LeeAnn, Huggie sends kisses (he has lots of them) to his brother, Rumor, who he misses playing with. Yes, he's having lots of fun in his new home, but he still misses all the playing with his brothers and sisters. The only other furkid who lives here is a cat named Theo and he tries really hard to get him to play, but so far, Theo just stares at him or runs away.

Linda, Huggie sends some more kisses to Riki and Daisy. He really enjoyed playing with them and says if you want to post any photos of him from the play date, he'd be real happy to see them. Oh, and he says thank you for the compliments on his soft coat and amazing coloring. Mom says it feels just like silk.

Leslie, I missed seeing you at the play date in B.P. Huggie and I look forward to seeing you and Tori at the next one.

Barbara


----------



## hartman studio (Feb 14, 2008)

Welcome Barbara and Huggie!! He's adorable-glad you got the pictures to post!


----------



## The Fussy Puppy Gang (May 21, 2007)

Congrats on your new puppy! I love those two shots on the chaise lounge - so cute. He is ADORABLE.


----------



## Scooter's Family (May 23, 2008)

Oh, he's such a cutie!!!


----------



## luvinmyhav (Apr 25, 2010)

*cutie pie*

Good luck I'm a new mommy too!


----------



## judith (Dec 15, 2006)

welcome barbara and huggie. we met at the playdate at dave's and huggie is everything you said. a perfect bellatak puppy!
judy


----------



## clare (Feb 6, 2010)

Huggie is so fluffable!!and is it your son?he looks lovely too!


----------



## The Laughing Magpie (Aug 20, 2009)

So cute!!!!!! Welcome. Look at that face!!!! Can't wait to see more.

Rows recording where elements appear

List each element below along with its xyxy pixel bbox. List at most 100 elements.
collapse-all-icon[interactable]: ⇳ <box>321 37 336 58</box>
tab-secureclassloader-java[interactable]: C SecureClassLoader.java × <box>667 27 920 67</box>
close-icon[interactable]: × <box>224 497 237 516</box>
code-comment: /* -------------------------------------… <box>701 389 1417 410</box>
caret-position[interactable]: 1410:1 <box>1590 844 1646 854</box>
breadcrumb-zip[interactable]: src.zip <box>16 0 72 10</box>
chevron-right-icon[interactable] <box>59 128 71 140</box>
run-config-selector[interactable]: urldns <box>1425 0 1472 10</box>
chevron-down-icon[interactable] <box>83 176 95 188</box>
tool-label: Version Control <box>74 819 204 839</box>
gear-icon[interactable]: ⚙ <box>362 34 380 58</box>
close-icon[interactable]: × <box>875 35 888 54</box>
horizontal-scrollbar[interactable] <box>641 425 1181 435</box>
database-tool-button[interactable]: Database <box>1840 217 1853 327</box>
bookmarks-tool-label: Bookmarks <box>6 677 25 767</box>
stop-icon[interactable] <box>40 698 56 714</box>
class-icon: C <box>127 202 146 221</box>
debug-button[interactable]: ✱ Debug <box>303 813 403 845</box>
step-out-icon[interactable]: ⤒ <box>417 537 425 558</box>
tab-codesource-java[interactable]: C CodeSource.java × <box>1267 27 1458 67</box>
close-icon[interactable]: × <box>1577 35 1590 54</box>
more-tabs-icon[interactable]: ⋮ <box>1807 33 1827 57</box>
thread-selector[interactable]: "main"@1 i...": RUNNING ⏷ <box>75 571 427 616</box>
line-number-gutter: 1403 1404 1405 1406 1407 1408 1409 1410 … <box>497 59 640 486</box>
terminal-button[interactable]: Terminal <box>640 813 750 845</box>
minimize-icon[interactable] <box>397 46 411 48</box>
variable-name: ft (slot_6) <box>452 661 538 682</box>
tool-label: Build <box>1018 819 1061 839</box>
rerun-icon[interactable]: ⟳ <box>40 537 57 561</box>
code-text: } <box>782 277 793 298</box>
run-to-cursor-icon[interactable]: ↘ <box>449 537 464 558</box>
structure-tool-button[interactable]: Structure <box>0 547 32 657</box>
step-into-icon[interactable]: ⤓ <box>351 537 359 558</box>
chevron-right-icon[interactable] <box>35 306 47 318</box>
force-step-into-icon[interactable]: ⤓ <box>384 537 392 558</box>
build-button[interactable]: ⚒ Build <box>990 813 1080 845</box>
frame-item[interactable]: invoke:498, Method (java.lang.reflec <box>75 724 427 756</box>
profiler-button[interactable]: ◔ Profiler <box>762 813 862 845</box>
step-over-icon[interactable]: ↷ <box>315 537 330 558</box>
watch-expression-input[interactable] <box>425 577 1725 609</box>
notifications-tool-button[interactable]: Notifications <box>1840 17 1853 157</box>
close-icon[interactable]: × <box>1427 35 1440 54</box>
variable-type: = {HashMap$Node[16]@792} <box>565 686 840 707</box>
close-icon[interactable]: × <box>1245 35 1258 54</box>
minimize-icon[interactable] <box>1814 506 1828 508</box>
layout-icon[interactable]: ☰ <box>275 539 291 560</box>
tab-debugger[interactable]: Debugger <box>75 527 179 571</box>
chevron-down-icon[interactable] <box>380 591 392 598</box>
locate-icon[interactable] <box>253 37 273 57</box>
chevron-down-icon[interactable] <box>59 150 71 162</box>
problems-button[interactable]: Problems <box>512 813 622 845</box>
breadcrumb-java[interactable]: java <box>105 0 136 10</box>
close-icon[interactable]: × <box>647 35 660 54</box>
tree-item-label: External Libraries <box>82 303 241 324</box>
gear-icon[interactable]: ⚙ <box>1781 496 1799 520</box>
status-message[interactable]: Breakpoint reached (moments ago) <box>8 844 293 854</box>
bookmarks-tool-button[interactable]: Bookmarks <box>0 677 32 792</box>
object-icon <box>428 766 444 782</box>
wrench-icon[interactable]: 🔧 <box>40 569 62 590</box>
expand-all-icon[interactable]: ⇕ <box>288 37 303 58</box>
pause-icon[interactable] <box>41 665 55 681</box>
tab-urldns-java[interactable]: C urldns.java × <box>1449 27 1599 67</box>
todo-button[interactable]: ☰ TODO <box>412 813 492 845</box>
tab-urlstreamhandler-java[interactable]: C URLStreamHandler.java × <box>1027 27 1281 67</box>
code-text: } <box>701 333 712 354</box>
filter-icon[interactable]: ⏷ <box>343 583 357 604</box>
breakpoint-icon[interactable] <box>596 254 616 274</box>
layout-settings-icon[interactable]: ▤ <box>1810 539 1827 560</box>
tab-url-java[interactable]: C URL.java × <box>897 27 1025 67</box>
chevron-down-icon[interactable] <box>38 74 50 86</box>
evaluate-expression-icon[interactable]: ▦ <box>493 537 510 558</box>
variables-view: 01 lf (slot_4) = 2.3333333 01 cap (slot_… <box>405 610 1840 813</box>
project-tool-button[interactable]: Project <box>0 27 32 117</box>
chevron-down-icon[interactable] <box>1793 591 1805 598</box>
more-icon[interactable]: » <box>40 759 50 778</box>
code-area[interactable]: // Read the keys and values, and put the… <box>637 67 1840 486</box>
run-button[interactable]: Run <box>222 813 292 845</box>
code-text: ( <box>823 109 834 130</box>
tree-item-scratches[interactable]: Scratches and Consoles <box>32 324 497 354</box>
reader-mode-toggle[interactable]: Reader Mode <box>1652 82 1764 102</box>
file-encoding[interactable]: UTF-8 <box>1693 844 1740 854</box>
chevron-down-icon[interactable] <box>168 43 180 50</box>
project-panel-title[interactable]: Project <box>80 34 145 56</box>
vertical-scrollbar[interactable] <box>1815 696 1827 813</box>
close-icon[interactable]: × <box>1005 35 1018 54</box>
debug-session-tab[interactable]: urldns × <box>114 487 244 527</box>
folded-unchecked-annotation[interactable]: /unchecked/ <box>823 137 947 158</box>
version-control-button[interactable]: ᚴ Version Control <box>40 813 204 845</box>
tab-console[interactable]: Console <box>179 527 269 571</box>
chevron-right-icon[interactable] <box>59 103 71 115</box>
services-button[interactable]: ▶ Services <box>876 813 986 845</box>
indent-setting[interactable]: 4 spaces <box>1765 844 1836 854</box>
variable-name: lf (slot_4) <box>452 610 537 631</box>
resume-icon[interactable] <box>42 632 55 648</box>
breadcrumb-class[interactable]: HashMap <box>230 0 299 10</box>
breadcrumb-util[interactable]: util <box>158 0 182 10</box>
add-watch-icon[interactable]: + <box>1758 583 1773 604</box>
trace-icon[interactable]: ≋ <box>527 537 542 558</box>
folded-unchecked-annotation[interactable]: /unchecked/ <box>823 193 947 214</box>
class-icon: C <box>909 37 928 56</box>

* Required actions *
**A)** Please list every username that heads a reply after Barbara's post in the forum thread.
**B)** Translate this sentence from the forum thread into Spanish: "Huggie and I look forward to seeing you and Tori at the next one."
**C)** According to the forum thread, what is the name of the cat that lives with Huggie?
The rows have no role in this work.

* Solution set *
**A)** hartman studio, The Fussy Puppy Gang, Scooter's Family, luvinmyhav, judith, clare, The Laughing Magpie

**B)** Huggie y yo esperamos con ganas verte a ti y a Tori en la próxima.

**C)** Theo